** start **
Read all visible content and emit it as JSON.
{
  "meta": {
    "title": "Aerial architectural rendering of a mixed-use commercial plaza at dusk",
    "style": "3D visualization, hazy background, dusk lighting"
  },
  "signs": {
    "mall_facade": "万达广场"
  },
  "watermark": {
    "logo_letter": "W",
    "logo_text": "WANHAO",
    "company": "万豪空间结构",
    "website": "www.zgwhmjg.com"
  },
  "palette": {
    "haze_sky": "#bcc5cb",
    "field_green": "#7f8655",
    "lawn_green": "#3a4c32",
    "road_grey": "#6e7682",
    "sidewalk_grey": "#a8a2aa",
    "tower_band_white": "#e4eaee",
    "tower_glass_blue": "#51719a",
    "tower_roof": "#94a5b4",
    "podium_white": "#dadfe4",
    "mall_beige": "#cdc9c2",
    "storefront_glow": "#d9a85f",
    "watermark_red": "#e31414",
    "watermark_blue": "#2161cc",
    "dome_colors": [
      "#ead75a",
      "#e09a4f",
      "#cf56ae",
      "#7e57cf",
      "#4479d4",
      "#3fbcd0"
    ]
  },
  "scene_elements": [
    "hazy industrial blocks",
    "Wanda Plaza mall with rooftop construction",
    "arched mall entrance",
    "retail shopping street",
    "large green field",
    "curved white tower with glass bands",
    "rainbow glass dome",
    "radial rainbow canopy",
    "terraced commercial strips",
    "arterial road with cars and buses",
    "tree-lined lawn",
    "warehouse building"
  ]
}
** end **
* _What this task involves_
Restate each record exactly as written.

* _The output_
Read all visible content and emit it as JSON.
{
  "meta": {
    "title": "Aerial architectural rendering of a mixed-use commercial plaza at dusk",
    "style": "3D visualization, hazy background, dusk lighting"
  },
  "signs": {
    "mall_facade": "万达广场"
  },
  "watermark": {
    "logo_letter": "W",
    "logo_text": "WANHAO",
    "company": "万豪空间结构",
    "website": "www.zgwhmjg.com"
  },
  "palette": {
    "haze_sky": "#bcc5cb",
    "field_green": "#7f8655",
    "lawn_green": "#3a4c32",
    "road_grey": "#6e7682",
    "sidewalk_grey": "#a8a2aa",
    "tower_band_white": "#e4eaee",
    "tower_glass_blue": "#51719a",
    "tower_roof": "#94a5b4",
    "podium_white": "#dadfe4",
    "mall_beige": "#cdc9c2",
    "storefront_glow": "#d9a85f",
    "watermark_red": "#e31414",
    "watermark_blue": "#2161cc",
    "dome_colors": [
      "#ead75a",
      "#e09a4f",
      "#cf56ae",
      "#7e57cf",
      "#4479d4",
      "#3fbcd0"
    ]
  },
  "scene_elements": [
    "hazy industrial blocks",
    "Wanda Plaza mall with rooftop construction",
    "arched mall entrance",
    "retail shopping street",
    "large green field",
    "curved white tower with glass bands",
    "rainbow glass dome",
    "radial rainbow canopy",
    "terraced commercial strips",
    "arterial road with cars and buses",
    "tree-lined lawn",
    "warehouse building"
  ]
}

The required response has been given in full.